Your task
Using the listing below, please gather every line containing the word "Trends".

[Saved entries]
┌──
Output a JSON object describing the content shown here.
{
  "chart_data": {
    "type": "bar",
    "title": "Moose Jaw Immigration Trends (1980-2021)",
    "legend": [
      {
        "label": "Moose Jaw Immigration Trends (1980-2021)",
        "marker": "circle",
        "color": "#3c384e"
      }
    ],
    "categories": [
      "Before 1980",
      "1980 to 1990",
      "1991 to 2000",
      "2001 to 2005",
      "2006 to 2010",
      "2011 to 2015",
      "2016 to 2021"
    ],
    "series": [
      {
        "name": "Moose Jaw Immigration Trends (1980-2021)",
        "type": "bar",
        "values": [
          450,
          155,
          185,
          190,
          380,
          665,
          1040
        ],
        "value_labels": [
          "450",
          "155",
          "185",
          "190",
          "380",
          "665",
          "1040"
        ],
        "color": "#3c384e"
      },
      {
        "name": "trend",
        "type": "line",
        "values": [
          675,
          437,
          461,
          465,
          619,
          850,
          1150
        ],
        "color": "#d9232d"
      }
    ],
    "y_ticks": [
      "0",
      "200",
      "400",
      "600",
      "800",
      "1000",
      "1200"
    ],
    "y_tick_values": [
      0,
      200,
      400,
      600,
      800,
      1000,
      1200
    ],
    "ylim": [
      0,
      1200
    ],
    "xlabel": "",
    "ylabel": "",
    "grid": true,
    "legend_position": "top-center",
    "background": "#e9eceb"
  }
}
└──
Written solution
    "title": "Moose Jaw Immigration Trends (1980-2021)",
        "label": "Moose Jaw Immigration Trends (1980-2021)",
        "name": "Moose Jaw Immigration Trends (1980-2021)",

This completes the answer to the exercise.